Input material:
- - -

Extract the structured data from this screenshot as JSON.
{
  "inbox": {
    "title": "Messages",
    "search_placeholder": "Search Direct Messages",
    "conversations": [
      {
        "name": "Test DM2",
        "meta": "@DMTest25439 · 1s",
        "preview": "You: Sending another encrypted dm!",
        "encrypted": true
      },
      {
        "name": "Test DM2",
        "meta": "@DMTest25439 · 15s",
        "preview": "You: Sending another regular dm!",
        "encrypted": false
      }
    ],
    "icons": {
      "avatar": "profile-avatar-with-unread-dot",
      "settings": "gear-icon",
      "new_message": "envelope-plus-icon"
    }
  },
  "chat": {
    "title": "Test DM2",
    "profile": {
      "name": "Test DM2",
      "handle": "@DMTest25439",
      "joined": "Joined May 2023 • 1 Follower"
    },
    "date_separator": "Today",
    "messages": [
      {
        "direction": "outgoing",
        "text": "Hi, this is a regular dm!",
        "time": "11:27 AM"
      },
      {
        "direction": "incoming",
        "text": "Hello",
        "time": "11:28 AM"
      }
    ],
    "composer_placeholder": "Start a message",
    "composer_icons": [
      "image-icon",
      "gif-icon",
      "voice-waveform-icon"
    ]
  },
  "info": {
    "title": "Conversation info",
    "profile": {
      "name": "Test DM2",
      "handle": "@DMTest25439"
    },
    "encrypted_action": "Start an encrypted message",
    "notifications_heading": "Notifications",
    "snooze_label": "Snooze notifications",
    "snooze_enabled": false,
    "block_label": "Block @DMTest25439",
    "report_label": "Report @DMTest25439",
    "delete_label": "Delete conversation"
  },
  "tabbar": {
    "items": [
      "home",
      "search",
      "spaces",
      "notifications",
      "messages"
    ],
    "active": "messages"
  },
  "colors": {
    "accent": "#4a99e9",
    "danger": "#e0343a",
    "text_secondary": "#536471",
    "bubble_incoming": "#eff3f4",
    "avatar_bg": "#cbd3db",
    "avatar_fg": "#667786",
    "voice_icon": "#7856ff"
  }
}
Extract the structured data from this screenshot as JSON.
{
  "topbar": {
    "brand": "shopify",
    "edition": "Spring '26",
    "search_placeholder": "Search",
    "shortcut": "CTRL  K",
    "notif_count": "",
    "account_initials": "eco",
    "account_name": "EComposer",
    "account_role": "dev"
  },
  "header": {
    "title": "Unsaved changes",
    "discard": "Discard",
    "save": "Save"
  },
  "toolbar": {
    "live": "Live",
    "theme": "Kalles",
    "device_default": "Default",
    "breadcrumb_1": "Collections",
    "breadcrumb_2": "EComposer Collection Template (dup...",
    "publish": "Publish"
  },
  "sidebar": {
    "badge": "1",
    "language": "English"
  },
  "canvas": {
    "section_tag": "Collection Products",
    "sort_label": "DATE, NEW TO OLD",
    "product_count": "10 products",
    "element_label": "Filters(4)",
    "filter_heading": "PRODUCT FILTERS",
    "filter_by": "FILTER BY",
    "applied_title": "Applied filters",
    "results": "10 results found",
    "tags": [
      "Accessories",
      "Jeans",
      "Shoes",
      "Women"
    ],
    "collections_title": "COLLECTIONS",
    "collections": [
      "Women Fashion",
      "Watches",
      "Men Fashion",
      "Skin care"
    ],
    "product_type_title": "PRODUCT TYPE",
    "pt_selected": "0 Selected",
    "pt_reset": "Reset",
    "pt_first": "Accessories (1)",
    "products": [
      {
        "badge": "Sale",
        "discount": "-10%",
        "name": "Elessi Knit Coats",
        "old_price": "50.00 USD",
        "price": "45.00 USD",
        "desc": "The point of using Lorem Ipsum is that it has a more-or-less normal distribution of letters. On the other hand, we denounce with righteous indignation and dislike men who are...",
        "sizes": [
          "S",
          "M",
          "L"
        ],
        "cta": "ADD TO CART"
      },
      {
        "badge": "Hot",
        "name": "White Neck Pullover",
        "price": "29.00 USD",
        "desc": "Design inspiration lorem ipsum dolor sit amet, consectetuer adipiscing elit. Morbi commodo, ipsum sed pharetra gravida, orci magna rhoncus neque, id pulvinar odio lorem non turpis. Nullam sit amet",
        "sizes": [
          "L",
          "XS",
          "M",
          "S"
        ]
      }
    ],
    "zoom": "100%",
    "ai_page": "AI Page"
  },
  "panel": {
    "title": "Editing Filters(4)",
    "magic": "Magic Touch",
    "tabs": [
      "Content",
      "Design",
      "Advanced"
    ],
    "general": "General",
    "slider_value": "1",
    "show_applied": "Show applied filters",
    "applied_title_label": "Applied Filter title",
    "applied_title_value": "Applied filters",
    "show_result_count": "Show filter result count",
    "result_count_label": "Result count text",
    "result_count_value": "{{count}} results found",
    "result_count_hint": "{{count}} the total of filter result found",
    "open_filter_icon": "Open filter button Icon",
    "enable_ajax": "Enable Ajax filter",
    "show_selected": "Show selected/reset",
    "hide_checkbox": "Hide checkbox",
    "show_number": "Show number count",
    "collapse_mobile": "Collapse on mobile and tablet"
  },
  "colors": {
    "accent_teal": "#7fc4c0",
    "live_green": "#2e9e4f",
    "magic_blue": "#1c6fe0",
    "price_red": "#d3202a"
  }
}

- - -

Task statement: Exactly how many lines in the data above contain the word "desc"? Respond with the number and nothing more.

Response for this exercise: 2